(Records from a collection of figures)
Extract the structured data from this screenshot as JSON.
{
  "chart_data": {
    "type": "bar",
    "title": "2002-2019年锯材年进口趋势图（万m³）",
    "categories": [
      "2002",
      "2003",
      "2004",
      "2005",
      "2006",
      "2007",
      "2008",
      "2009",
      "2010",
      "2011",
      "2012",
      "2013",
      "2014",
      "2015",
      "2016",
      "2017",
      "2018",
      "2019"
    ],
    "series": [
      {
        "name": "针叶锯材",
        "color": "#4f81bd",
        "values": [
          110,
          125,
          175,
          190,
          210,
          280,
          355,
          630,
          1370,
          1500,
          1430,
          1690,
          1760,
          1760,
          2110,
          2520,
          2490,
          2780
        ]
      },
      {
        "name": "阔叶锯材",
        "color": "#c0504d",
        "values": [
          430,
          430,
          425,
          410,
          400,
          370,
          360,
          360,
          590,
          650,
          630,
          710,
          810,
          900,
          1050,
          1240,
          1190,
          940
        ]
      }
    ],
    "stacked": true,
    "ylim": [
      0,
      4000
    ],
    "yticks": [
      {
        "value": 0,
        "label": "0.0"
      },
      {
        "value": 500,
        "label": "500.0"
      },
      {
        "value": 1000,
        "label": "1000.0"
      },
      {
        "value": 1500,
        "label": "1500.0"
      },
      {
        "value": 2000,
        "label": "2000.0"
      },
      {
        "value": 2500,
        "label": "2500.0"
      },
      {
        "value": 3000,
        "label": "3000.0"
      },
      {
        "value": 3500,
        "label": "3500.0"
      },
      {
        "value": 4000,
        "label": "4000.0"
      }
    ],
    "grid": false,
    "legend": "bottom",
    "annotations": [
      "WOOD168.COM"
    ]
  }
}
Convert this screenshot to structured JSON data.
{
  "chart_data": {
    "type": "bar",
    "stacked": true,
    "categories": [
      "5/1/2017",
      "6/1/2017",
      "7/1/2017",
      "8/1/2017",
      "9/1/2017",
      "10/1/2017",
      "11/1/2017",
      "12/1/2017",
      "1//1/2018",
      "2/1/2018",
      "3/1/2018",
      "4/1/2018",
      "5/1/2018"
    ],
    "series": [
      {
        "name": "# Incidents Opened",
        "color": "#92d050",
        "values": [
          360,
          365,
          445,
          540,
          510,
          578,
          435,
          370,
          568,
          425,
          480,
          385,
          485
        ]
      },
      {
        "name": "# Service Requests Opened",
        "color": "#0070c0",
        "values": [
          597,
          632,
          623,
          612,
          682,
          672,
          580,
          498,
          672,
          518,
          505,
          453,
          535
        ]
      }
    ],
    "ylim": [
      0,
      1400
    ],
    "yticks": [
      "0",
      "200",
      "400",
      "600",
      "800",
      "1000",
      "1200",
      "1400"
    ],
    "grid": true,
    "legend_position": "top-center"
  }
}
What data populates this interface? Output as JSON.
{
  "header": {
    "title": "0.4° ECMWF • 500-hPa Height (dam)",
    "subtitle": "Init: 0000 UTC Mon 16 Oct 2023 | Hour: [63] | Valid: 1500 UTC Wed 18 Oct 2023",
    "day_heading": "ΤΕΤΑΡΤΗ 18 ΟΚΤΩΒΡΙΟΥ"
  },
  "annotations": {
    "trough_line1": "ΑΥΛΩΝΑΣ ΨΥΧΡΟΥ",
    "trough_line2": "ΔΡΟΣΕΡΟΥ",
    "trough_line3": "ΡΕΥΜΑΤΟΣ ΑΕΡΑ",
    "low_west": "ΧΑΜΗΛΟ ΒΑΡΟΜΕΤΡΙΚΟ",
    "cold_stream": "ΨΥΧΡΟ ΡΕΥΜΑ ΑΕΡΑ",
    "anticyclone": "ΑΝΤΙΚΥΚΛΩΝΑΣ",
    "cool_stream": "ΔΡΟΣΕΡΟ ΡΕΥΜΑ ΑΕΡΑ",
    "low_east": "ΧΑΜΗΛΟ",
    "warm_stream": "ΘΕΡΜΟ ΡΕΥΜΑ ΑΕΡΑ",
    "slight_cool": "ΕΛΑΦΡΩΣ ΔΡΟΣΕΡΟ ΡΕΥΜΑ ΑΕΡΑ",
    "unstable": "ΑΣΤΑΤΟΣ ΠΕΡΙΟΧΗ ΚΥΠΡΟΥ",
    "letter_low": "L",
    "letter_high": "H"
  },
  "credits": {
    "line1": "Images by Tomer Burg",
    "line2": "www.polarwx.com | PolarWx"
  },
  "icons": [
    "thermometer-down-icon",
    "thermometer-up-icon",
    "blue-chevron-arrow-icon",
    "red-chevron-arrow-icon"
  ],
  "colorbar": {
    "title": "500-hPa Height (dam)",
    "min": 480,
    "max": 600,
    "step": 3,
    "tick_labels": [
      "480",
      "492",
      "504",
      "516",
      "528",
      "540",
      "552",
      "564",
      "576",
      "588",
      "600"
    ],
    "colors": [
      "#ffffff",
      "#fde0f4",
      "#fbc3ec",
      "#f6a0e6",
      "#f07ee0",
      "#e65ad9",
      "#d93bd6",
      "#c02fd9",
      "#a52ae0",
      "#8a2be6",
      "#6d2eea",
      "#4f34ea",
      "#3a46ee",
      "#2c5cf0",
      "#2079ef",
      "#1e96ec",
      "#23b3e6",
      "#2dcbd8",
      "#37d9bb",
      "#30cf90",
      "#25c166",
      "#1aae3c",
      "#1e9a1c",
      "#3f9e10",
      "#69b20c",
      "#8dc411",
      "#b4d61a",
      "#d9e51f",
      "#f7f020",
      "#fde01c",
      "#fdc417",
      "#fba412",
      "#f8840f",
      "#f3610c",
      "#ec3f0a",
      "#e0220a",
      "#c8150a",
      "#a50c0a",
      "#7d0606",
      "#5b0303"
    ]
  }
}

• [Given exercise] Scan the lines for the string "thermometer". Copy out each line that matches.

• [Complete response]
    "thermometer-down-icon",
    "thermometer-up-icon",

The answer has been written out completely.